- [Input]:
###

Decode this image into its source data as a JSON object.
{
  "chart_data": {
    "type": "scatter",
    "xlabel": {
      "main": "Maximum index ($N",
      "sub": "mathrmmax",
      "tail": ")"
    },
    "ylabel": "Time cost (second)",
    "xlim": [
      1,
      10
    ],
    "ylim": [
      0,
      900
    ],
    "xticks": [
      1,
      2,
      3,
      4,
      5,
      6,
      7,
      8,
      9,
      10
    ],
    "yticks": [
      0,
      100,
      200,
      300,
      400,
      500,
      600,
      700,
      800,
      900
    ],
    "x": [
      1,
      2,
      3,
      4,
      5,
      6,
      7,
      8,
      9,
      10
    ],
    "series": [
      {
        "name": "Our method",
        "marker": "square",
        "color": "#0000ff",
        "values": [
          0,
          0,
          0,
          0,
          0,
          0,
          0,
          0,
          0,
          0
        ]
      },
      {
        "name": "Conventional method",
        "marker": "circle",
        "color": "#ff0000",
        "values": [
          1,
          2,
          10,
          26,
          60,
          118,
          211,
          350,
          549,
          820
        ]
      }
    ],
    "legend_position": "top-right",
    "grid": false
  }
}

###

- [Task to complete]:
From the records above, pull out every line containing the word "method".

- [Exercise response]:
        "name": "Our method",
        "name": "Conventional method",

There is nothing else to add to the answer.